-------- EXERCISE MATERIALS --------

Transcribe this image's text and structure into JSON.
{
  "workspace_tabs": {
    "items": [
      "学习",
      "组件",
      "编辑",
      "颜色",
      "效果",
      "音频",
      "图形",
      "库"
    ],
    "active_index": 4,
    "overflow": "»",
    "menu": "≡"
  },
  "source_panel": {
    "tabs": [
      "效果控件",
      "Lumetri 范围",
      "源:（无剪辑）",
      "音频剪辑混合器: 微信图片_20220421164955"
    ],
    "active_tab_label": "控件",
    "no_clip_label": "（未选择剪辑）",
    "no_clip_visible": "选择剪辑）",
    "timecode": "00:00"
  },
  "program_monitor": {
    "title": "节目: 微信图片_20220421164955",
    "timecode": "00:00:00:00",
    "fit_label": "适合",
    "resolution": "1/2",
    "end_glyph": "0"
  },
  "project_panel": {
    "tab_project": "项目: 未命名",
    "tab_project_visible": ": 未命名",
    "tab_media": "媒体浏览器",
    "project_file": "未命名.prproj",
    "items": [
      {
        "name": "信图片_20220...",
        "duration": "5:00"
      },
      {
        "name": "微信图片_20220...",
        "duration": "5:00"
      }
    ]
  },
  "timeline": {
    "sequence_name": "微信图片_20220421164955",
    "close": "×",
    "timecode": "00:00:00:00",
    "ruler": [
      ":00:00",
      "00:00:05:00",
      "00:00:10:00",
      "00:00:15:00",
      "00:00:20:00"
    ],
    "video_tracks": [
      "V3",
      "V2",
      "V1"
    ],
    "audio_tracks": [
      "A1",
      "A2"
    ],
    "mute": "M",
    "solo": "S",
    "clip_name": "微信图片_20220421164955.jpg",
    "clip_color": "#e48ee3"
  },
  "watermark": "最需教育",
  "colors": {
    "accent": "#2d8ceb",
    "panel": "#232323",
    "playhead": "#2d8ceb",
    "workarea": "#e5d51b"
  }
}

--------

* **EXERCISE REQUIREMENTS**:
Print every entry exactly as it appears.

* **SOLVED PROBLEM**:
Transcribe this image's text and structure into JSON.
{
  "workspace_tabs": {
    "items": [
      "学习",
      "组件",
      "编辑",
      "颜色",
      "效果",
      "音频",
      "图形",
      "库"
    ],
    "active_index": 4,
    "overflow": "»",
    "menu": "≡"
  },
  "source_panel": {
    "tabs": [
      "效果控件",
      "Lumetri 范围",
      "源:（无剪辑）",
      "音频剪辑混合器: 微信图片_20220421164955"
    ],
    "active_tab_label": "控件",
    "no_clip_label": "（未选择剪辑）",
    "no_clip_visible": "选择剪辑）",
    "timecode": "00:00"
  },
  "program_monitor": {
    "title": "节目: 微信图片_20220421164955",
    "timecode": "00:00:00:00",
    "fit_label": "适合",
    "resolution": "1/2",
    "end_glyph": "0"
  },
  "project_panel": {
    "tab_project": "项目: 未命名",
    "tab_project_visible": ": 未命名",
    "tab_media": "媒体浏览器",
    "project_file": "未命名.prproj",
    "items": [
      {
        "name": "信图片_20220...",
        "duration": "5:00"
      },
      {
        "name": "微信图片_20220...",
        "duration": "5:00"
      }
    ]
  },
  "timeline": {
    "sequence_name": "微信图片_20220421164955",
    "close": "×",
    "timecode": "00:00:00:00",
    "ruler": [
      ":00:00",
      "00:00:05:00",
      "00:00:10:00",
      "00:00:15:00",
      "00:00:20:00"
    ],
    "video_tracks": [
      "V3",
      "V2",
      "V1"
    ],
    "audio_tracks": [
      "A1",
      "A2"
    ],
    "mute": "M",
    "solo": "S",
    "clip_name": "微信图片_20220421164955.jpg",
    "clip_color": "#e48ee3"
  },
  "watermark": "最需教育",
  "colors": {
    "accent": "#2d8ceb",
    "panel": "#232323",
    "playhead": "#2d8ceb",
    "workarea": "#e5d51b"
  }
}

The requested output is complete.